Report all lines from the entries below in which "heading" appears.

start INPUT FOR THIS TASK

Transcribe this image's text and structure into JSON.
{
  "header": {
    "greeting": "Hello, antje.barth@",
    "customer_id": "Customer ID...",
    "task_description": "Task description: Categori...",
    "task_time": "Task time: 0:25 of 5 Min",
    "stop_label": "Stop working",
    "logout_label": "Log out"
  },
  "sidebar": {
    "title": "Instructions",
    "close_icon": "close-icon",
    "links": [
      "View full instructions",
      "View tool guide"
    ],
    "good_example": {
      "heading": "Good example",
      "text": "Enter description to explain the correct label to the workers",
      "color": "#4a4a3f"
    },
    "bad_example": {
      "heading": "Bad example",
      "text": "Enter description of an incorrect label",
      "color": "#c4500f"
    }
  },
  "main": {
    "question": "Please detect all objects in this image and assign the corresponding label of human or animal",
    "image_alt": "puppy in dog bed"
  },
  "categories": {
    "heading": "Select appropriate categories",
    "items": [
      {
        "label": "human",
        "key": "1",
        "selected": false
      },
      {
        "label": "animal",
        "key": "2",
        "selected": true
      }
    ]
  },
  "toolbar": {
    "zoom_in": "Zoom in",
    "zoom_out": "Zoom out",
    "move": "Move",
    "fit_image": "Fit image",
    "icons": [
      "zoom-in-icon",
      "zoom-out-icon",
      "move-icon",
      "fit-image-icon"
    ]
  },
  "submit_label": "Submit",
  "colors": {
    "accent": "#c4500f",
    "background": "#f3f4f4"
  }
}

end INPUT FOR THIS TASK

RIGHT ANSWER
      "heading": "Good example",
      "heading": "Bad example",
    "heading": "Select appropriate categories",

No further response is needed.